-- BEGIN GIVEN INFORMATION --

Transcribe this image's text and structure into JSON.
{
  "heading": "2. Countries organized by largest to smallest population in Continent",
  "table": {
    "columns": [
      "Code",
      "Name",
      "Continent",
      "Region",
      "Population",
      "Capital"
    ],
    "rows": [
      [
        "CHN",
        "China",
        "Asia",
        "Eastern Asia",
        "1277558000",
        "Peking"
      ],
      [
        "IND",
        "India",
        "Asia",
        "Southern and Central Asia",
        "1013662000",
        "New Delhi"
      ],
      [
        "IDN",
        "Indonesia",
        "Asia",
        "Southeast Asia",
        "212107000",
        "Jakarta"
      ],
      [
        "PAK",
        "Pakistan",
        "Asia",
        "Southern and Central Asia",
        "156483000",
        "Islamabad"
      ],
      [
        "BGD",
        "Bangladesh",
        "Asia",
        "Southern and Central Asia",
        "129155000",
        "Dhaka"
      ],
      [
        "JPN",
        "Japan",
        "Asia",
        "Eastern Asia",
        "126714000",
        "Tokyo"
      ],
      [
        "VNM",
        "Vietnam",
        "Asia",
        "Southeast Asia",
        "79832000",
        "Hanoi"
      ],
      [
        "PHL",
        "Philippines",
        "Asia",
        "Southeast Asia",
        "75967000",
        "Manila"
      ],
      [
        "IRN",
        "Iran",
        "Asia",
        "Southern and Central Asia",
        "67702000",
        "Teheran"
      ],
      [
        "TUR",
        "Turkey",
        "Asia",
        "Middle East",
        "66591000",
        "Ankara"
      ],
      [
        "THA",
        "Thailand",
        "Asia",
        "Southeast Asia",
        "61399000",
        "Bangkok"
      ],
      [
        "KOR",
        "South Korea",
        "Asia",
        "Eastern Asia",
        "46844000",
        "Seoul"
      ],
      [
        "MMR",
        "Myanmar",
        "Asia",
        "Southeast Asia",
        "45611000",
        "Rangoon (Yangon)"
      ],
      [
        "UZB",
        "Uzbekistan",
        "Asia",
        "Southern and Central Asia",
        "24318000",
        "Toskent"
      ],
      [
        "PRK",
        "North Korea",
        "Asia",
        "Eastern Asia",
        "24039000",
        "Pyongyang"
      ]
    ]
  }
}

-- END GIVEN INFORMATION --

**TASK TO CARRY OUT**:
Reproduce the whole listing word for word.

**RESULT OF THE TASK**:
Transcribe this image's text and structure into JSON.
{
  "heading": "2. Countries organized by largest to smallest population in Continent",
  "table": {
    "columns": [
      "Code",
      "Name",
      "Continent",
      "Region",
      "Population",
      "Capital"
    ],
    "rows": [
      [
        "CHN",
        "China",
        "Asia",
        "Eastern Asia",
        "1277558000",
        "Peking"
      ],
      [
        "IND",
        "India",
        "Asia",
        "Southern and Central Asia",
        "1013662000",
        "New Delhi"
      ],
      [
        "IDN",
        "Indonesia",
        "Asia",
        "Southeast Asia",
        "212107000",
        "Jakarta"
      ],
      [
        "PAK",
        "Pakistan",
        "Asia",
        "Southern and Central Asia",
        "156483000",
        "Islamabad"
      ],
      [
        "BGD",
        "Bangladesh",
        "Asia",
        "Southern and Central Asia",
        "129155000",
        "Dhaka"
      ],
      [
        "JPN",
        "Japan",
        "Asia",
        "Eastern Asia",
        "126714000",
        "Tokyo"
      ],
      [
        "VNM",
        "Vietnam",
        "Asia",
        "Southeast Asia",
        "79832000",
        "Hanoi"
      ],
      [
        "PHL",
        "Philippines",
        "Asia",
        "Southeast Asia",
        "75967000",
        "Manila"
      ],
      [
        "IRN",
        "Iran",
        "Asia",
        "Southern and Central Asia",
        "67702000",
        "Teheran"
      ],
      [
        "TUR",
        "Turkey",
        "Asia",
        "Middle East",
        "66591000",
        "Ankara"
      ],
      [
        "THA",
        "Thailand",
        "Asia",
        "Southeast Asia",
        "61399000",
        "Bangkok"
      ],
      [
        "KOR",
        "South Korea",
        "Asia",
        "Eastern Asia",
        "46844000",
        "Seoul"
      ],
      [
        "MMR",
        "Myanmar",
        "Asia",
        "Southeast Asia",
        "45611000",
        "Rangoon (Yangon)"
      ],
      [
        "UZB",
        "Uzbekistan",
        "Asia",
        "Southern and Central Asia",
        "24318000",
        "Toskent"
      ],
      [
        "PRK",
        "North Korea",
        "Asia",
        "Eastern Asia",
        "24039000",
        "Pyongyang"
      ]
    ]
  }
}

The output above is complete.